** start Data for processing **

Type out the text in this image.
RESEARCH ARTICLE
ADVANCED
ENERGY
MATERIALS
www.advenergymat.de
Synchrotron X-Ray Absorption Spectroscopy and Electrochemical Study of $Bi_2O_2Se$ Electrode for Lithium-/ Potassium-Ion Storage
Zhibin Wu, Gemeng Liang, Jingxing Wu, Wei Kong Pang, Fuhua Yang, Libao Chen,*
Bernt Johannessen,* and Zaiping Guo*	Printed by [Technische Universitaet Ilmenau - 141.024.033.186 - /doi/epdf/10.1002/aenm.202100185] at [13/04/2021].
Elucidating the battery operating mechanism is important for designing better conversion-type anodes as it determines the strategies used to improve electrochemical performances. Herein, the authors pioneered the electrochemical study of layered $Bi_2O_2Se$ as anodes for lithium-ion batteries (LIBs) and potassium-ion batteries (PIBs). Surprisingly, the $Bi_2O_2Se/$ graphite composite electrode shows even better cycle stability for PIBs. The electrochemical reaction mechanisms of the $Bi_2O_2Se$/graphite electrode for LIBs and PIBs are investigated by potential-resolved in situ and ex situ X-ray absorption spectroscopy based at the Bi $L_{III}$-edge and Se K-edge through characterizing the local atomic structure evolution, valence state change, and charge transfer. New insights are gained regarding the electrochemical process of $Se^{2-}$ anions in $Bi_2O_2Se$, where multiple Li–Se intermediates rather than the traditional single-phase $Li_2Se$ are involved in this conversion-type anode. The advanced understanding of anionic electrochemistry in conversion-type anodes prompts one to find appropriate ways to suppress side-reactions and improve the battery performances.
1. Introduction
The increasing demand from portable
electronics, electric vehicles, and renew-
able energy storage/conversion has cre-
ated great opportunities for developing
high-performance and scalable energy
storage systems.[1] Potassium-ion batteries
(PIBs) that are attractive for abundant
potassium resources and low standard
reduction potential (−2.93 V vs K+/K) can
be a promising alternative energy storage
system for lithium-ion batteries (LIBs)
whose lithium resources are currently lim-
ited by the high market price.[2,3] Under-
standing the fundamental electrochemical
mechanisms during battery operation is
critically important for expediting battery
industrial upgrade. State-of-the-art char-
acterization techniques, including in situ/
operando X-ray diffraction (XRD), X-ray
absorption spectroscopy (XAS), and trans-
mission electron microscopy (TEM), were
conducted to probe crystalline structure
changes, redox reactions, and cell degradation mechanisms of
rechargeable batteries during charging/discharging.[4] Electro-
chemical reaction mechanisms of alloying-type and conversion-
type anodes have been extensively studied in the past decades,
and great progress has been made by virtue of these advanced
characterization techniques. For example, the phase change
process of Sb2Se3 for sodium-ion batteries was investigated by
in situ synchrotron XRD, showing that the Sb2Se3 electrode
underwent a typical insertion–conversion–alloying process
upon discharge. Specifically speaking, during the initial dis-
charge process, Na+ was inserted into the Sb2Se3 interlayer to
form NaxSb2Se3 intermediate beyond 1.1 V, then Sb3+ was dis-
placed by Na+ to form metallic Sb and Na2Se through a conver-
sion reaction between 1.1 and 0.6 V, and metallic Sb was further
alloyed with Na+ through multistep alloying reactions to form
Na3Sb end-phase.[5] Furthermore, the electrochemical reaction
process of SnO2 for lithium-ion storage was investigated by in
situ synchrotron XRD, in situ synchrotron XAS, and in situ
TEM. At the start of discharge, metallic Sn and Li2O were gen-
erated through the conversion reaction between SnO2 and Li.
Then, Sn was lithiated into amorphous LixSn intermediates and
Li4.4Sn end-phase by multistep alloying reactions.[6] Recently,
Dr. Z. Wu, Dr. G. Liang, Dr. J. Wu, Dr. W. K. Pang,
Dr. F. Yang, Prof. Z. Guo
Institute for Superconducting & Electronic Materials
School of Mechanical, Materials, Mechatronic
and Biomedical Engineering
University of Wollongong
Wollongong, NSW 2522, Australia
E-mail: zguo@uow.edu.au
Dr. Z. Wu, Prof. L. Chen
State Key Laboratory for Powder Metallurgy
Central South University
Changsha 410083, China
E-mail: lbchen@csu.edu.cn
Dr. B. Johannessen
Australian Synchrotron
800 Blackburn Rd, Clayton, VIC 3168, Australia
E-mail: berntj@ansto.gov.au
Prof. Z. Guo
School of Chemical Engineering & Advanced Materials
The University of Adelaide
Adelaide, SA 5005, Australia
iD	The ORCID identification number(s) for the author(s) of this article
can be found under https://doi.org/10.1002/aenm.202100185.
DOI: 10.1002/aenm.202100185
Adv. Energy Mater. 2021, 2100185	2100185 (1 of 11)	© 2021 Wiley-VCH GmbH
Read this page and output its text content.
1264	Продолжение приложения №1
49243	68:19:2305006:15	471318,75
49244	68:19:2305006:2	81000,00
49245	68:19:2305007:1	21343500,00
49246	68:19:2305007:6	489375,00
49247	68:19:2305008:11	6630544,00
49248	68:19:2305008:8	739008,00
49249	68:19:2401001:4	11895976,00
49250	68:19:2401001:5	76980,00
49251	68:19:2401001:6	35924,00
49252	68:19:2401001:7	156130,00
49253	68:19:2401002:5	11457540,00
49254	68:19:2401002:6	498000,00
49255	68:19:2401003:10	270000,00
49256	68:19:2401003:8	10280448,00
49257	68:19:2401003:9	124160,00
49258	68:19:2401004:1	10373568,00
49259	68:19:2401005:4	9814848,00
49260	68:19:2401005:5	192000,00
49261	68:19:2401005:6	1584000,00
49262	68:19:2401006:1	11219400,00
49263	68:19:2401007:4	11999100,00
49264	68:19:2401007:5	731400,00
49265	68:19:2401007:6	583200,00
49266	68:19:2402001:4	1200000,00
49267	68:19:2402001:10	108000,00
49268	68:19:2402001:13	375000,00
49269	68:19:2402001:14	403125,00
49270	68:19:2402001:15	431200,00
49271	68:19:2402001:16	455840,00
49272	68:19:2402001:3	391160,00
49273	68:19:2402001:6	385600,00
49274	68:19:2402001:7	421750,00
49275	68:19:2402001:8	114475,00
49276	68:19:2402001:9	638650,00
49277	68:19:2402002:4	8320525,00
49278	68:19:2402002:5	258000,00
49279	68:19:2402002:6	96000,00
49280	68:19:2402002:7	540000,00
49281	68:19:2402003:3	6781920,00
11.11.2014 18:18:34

** end Data for processing **

## The task
From the line with "Read this page and output its text content." to the last line of the material, give every line again exactly, and only those lines.

## Exercise solution
Read this page and output its text content.
1264	Продолжение приложения №1
49243	68:19:2305006:15	471318,75
49244	68:19:2305006:2	81000,00
49245	68:19:2305007:1	21343500,00
49246	68:19:2305007:6	489375,00
49247	68:19:2305008:11	6630544,00
49248	68:19:2305008:8	739008,00
49249	68:19:2401001:4	11895976,00
49250	68:19:2401001:5	76980,00
49251	68:19:2401001:6	35924,00
49252	68:19:2401001:7	156130,00
49253	68:19:2401002:5	11457540,00
49254	68:19:2401002:6	498000,00
49255	68:19:2401003:10	270000,00
49256	68:19:2401003:8	10280448,00
49257	68:19:2401003:9	124160,00
49258	68:19:2401004:1	10373568,00
49259	68:19:2401005:4	9814848,00
49260	68:19:2401005:5	192000,00
49261	68:19:2401005:6	1584000,00
49262	68:19:2401006:1	11219400,00
49263	68:19:2401007:4	11999100,00
49264	68:19:2401007:5	731400,00
49265	68:19:2401007:6	583200,00
49266	68:19:2402001:4	1200000,00
49267	68:19:2402001:10	108000,00
49268	68:19:2402001:13	375000,00
49269	68:19:2402001:14	403125,00
49270	68:19:2402001:15	431200,00
49271	68:19:2402001:16	455840,00
49272	68:19:2402001:3	391160,00
49273	68:19:2402001:6	385600,00
49274	68:19:2402001:7	421750,00
49275	68:19:2402001:8	114475,00
49276	68:19:2402001:9	638650,00
49277	68:19:2402002:4	8320525,00
49278	68:19:2402002:5	258000,00
49279	68:19:2402002:6	96000,00
49280	68:19:2402002:7	540000,00
49281	68:19:2402003:3	6781920,00
11.11.2014 18:18:34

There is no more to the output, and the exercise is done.